** BEGIN Supplied material **

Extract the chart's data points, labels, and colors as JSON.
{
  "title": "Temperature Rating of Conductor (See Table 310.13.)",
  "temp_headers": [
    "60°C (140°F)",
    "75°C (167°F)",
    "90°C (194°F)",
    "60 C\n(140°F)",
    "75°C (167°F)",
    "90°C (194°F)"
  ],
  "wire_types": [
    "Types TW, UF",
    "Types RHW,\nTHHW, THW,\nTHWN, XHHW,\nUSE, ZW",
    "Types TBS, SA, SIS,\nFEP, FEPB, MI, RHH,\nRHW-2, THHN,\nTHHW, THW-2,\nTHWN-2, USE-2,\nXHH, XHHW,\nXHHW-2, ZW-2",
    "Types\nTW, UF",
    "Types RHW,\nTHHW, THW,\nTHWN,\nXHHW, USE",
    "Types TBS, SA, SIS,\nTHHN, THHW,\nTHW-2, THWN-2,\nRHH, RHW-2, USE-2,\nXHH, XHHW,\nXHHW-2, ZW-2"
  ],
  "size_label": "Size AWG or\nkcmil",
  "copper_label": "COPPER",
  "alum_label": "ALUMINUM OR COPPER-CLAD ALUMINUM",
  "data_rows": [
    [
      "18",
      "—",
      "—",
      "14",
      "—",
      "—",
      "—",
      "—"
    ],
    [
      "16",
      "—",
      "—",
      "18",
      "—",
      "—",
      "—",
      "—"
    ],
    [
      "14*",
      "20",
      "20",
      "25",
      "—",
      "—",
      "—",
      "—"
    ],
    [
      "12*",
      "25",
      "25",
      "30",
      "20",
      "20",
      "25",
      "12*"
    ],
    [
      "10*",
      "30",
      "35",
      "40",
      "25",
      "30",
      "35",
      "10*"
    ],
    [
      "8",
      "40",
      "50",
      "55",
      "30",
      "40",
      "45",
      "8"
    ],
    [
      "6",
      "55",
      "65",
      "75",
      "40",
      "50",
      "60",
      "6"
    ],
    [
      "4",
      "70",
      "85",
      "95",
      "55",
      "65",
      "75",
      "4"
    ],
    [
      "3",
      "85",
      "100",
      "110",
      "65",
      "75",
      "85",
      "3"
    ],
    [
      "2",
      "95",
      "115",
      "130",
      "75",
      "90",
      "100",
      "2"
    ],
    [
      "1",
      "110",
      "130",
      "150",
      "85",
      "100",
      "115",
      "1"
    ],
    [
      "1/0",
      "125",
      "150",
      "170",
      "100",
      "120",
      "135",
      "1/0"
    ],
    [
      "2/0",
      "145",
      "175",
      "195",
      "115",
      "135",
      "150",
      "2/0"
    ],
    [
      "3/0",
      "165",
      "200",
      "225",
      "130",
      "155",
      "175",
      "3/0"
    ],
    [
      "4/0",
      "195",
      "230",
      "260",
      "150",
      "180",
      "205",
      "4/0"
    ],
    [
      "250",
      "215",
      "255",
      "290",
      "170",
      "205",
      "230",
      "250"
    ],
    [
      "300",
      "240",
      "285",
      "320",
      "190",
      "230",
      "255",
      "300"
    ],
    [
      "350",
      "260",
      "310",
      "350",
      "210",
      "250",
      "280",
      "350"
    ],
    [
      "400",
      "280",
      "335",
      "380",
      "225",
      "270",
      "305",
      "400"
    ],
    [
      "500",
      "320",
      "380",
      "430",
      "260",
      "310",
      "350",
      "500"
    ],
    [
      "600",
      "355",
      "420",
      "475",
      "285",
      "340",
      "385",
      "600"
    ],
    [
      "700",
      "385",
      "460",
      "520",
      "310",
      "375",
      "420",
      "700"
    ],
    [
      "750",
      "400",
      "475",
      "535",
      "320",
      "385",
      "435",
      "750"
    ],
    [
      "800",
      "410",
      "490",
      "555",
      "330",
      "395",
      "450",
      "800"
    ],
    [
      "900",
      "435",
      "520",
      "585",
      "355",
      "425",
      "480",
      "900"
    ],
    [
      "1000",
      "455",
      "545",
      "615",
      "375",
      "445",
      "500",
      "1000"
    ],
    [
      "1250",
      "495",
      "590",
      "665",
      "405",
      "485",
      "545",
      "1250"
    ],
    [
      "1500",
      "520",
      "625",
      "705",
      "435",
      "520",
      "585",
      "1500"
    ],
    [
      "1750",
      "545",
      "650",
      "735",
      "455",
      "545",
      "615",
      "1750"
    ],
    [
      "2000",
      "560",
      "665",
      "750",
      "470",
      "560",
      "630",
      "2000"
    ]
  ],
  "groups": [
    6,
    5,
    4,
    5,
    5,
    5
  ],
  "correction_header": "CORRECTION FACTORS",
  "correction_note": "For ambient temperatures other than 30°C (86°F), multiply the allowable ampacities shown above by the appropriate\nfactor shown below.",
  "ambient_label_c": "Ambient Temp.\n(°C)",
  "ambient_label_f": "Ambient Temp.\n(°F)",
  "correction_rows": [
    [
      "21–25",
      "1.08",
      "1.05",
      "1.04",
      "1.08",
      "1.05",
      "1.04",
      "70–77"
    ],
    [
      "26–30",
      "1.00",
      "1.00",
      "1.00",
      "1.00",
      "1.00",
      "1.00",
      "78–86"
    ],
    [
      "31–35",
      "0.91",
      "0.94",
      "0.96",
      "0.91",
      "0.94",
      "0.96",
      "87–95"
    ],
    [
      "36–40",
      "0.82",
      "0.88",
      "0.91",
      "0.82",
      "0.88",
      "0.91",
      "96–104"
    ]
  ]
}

** END Supplied material **

Every entry above needs to be quoted exactly.

Extract the chart's data points, labels, and colors as JSON.
{
  "title": "Temperature Rating of Conductor (See Table 310.13.)",
  "temp_headers": [
    "60°C (140°F)",
    "75°C (167°F)",
    "90°C (194°F)",
    "60 C\n(140°F)",
    "75°C (167°F)",
    "90°C (194°F)"
  ],
  "wire_types": [
    "Types TW, UF",
    "Types RHW,\nTHHW, THW,\nTHWN, XHHW,\nUSE, ZW",
    "Types TBS, SA, SIS,\nFEP, FEPB, MI, RHH,\nRHW-2, THHN,\nTHHW, THW-2,\nTHWN-2, USE-2,\nXHH, XHHW,\nXHHW-2, ZW-2",
    "Types\nTW, UF",
    "Types RHW,\nTHHW, THW,\nTHWN,\nXHHW, USE",
    "Types TBS, SA, SIS,\nTHHN, THHW,\nTHW-2, THWN-2,\nRHH, RHW-2, USE-2,\nXHH, XHHW,\nXHHW-2, ZW-2"
  ],
  "size_label": "Size AWG or\nkcmil",
  "copper_label": "COPPER",
  "alum_label": "ALUMINUM OR COPPER-CLAD ALUMINUM",
  "data_rows": [
    [
      "18",
      "—",
      "—",
      "14",
      "—",
      "—",
      "—",
      "—"
    ],
    [
      "16",
      "—",
      "—",
      "18",
      "—",
      "—",
      "—",
      "—"
    ],
    [
      "14*",
      "20",
      "20",
      "25",
      "—",
      "—",
      "—",
      "—"
    ],
    [
      "12*",
      "25",
      "25",
      "30",
      "20",
      "20",
      "25",
      "12*"
    ],
    [
      "10*",
      "30",
      "35",
      "40",
      "25",
      "30",
      "35",
      "10*"
    ],
    [
      "8",
      "40",
      "50",
      "55",
      "30",
      "40",
      "45",
      "8"
    ],
    [
      "6",
      "55",
      "65",
      "75",
      "40",
      "50",
      "60",
      "6"
    ],
    [
      "4",
      "70",
      "85",
      "95",
      "55",
      "65",
      "75",
      "4"
    ],
    [
      "3",
      "85",
      "100",
      "110",
      "65",
      "75",
      "85",
      "3"
    ],
    [
      "2",
      "95",
      "115",
      "130",
      "75",
      "90",
      "100",
      "2"
    ],
    [
      "1",
      "110",
      "130",
      "150",
      "85",
      "100",
      "115",
      "1"
    ],
    [
      "1/0",
      "125",
      "150",
      "170",
      "100",
      "120",
      "135",
      "1/0"
    ],
    [
      "2/0",
      "145",
      "175",
      "195",
      "115",
      "135",
      "150",
      "2/0"
    ],
    [
      "3/0",
      "165",
      "200",
      "225",
      "130",
      "155",
      "175",
      "3/0"
    ],
    [
      "4/0",
      "195",
      "230",
      "260",
      "150",
      "180",
      "205",
      "4/0"
    ],
    [
      "250",
      "215",
      "255",
      "290",
      "170",
      "205",
      "230",
      "250"
    ],
    [
      "300",
      "240",
      "285",
      "320",
      "190",
      "230",
      "255",
      "300"
    ],
    [
      "350",
      "260",
      "310",
      "350",
      "210",
      "250",
      "280",
      "350"
    ],
    [
      "400",
      "280",
      "335",
      "380",
      "225",
      "270",
      "305",
      "400"
    ],
    [
      "500",
      "320",
      "380",
      "430",
      "260",
      "310",
      "350",
      "500"
    ],
    [
      "600",
      "355",
      "420",
      "475",
      "285",
      "340",
      "385",
      "600"
    ],
    [
      "700",
      "385",
      "460",
      "520",
      "310",
      "375",
      "420",
      "700"
    ],
    [
      "750",
      "400",
      "475",
      "535",
      "320",
      "385",
      "435",
      "750"
    ],
    [
      "800",
      "410",
      "490",
      "555",
      "330",
      "395",
      "450",
      "800"
    ],
    [
      "900",
      "435",
      "520",
      "585",
      "355",
      "425",
      "480",
      "900"
    ],
    [
      "1000",
      "455",
      "545",
      "615",
      "375",
      "445",
      "500",
      "1000"
    ],
    [
      "1250",
      "495",
      "590",
      "665",
      "405",
      "485",
      "545",
      "1250"
    ],
    [
      "1500",
      "520",
      "625",
      "705",
      "435",
      "520",
      "585",
      "1500"
    ],
    [
      "1750",
      "545",
      "650",
      "735",
      "455",
      "545",
      "615",
      "1750"
    ],
    [
      "2000",
      "560",
      "665",
      "750",
      "470",
      "560",
      "630",
      "2000"
    ]
  ],
  "groups": [
    6,
    5,
    4,
    5,
    5,
    5
  ],
  "correction_header": "CORRECTION FACTORS",
  "correction_note": "For ambient temperatures other than 30°C (86°F), multiply the allowable ampacities shown above by the appropriate\nfactor shown below.",
  "ambient_label_c": "Ambient Temp.\n(°C)",
  "ambient_label_f": "Ambient Temp.\n(°F)",
  "correction_rows": [
    [
      "21–25",
      "1.08",
      "1.05",
      "1.04",
      "1.08",
      "1.05",
      "1.04",
      "70–77"
    ],
    [
      "26–30",
      "1.00",
      "1.00",
      "1.00",
      "1.00",
      "1.00",
      "1.00",
      "78–86"
    ],
    [
      "31–35",
      "0.91",
      "0.94",
      "0.96",
      "0.91",
      "0.94",
      "0.96",
      "87–95"
    ],
    [
      "36–40",
      "0.82",
      "0.88",
      "0.91",
      "0.82",
      "0.88",
      "0.91",
      "96–104"
    ]
  ]
}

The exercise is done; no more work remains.